**Directions:** Find the lines below that contain the word "previous" and count them. Only the number should be given.

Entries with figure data

┄┄┄┄┄┄┄┄┄┄

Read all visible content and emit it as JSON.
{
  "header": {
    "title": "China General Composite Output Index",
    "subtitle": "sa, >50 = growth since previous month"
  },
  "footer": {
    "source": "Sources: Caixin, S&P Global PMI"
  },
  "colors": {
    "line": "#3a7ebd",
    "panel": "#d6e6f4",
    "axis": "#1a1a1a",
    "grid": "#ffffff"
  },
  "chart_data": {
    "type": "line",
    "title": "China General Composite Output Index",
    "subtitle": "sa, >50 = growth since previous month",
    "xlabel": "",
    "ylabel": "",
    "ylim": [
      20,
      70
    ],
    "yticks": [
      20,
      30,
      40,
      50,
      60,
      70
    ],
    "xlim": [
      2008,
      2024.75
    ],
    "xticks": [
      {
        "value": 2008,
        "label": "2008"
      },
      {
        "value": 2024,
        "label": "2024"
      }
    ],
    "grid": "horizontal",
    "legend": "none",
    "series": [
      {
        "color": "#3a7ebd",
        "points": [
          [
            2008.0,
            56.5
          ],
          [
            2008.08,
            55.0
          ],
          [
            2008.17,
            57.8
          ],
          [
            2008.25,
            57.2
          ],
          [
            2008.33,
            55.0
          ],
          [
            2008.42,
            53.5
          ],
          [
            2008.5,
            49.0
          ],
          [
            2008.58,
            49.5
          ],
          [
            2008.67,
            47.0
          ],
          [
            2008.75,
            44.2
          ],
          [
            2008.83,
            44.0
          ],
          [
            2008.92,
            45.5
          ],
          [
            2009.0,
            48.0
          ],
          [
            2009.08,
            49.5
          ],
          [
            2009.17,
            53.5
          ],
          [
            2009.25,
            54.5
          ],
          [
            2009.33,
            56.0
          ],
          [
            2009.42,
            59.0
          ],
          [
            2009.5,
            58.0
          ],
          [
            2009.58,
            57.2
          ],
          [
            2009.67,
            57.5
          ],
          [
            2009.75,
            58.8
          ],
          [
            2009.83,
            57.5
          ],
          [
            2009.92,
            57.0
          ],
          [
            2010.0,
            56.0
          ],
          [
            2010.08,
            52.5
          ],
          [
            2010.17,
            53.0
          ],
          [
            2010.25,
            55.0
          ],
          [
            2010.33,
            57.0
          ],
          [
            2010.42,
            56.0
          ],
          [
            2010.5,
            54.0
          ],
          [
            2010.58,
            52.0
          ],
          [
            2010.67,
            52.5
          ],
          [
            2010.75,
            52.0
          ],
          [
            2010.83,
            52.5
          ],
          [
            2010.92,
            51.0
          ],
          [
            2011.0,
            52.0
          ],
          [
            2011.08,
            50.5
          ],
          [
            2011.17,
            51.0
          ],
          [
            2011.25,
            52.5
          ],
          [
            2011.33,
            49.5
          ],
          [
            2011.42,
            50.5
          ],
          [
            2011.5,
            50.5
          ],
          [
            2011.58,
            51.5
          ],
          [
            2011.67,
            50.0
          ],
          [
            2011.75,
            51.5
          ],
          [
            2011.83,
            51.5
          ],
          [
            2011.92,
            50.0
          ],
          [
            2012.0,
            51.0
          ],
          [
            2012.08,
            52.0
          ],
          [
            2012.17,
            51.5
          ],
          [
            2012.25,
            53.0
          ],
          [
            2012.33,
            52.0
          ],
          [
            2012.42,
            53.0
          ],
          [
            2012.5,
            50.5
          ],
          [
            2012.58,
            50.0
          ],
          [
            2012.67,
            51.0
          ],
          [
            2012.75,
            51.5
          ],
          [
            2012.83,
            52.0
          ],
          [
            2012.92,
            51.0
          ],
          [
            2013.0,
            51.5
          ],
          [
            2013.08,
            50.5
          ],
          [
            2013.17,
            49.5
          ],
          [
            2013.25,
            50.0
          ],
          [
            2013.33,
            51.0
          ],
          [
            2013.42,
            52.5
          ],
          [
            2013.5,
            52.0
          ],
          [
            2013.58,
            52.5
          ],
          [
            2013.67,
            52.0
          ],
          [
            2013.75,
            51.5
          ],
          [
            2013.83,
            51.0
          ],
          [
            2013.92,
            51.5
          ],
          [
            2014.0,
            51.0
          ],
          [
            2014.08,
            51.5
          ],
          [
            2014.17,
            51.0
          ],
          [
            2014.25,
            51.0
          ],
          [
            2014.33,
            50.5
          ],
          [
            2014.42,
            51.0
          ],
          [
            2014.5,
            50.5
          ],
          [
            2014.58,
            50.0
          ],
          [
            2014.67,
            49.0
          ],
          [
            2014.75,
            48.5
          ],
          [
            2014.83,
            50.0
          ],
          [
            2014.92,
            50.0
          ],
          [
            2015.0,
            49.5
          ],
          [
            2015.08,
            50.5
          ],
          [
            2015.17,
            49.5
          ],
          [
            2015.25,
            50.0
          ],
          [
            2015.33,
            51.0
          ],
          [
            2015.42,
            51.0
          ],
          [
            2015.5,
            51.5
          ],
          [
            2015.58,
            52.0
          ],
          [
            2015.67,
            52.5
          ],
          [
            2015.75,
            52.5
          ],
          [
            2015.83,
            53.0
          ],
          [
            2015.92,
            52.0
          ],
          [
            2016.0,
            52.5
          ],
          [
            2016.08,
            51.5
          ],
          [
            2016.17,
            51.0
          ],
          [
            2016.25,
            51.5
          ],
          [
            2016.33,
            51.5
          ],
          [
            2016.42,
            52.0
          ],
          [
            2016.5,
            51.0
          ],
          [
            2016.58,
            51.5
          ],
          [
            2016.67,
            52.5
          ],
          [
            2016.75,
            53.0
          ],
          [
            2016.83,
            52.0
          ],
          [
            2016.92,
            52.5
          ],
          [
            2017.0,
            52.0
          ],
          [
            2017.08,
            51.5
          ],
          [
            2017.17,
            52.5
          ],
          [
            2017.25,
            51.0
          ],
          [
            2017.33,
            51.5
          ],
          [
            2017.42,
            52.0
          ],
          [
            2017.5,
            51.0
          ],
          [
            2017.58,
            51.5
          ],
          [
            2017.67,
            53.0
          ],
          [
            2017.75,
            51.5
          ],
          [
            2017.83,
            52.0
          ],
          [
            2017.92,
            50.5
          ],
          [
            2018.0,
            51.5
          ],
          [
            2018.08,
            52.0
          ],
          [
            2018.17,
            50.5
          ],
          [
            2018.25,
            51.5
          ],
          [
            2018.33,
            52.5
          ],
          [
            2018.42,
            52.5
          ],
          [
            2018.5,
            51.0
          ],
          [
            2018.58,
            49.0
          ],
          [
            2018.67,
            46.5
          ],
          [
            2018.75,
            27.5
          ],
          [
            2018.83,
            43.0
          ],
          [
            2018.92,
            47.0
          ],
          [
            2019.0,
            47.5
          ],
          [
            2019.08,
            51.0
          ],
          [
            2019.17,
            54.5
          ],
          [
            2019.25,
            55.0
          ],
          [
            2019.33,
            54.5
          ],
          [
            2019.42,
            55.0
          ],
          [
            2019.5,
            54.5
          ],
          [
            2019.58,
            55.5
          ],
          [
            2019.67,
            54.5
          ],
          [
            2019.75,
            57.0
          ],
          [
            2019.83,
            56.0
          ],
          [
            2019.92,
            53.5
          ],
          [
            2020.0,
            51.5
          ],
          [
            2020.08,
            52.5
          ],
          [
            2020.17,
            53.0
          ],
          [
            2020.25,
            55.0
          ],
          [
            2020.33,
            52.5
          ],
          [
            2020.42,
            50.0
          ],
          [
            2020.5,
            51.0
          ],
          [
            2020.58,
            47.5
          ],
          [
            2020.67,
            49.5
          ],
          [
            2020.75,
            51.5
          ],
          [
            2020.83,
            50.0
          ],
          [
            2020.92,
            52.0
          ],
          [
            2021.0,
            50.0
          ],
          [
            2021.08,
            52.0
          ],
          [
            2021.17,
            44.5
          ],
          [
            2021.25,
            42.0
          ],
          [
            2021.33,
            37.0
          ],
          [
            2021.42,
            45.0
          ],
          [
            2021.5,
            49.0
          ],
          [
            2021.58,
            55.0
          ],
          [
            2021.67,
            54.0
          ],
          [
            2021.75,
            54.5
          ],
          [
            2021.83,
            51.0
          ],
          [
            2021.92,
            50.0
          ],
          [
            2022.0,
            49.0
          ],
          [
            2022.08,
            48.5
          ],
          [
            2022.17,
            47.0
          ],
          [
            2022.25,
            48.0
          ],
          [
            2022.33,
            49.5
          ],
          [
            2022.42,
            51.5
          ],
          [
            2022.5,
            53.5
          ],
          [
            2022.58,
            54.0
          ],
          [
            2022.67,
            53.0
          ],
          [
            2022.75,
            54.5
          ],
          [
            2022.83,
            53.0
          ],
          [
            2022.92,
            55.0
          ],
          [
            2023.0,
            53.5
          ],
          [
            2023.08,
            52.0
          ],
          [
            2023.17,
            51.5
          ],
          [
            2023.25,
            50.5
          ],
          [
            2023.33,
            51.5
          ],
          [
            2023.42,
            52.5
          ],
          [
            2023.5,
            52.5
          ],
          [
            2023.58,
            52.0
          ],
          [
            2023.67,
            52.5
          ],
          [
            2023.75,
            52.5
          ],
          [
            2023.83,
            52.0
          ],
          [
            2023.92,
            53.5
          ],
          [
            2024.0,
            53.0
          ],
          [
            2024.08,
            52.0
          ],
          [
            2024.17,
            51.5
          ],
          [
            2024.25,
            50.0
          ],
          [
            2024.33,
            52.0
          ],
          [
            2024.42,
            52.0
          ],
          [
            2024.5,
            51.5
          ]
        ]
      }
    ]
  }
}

┄┄┄┄┄┄┄┄┄┄

**Worked solution:** 2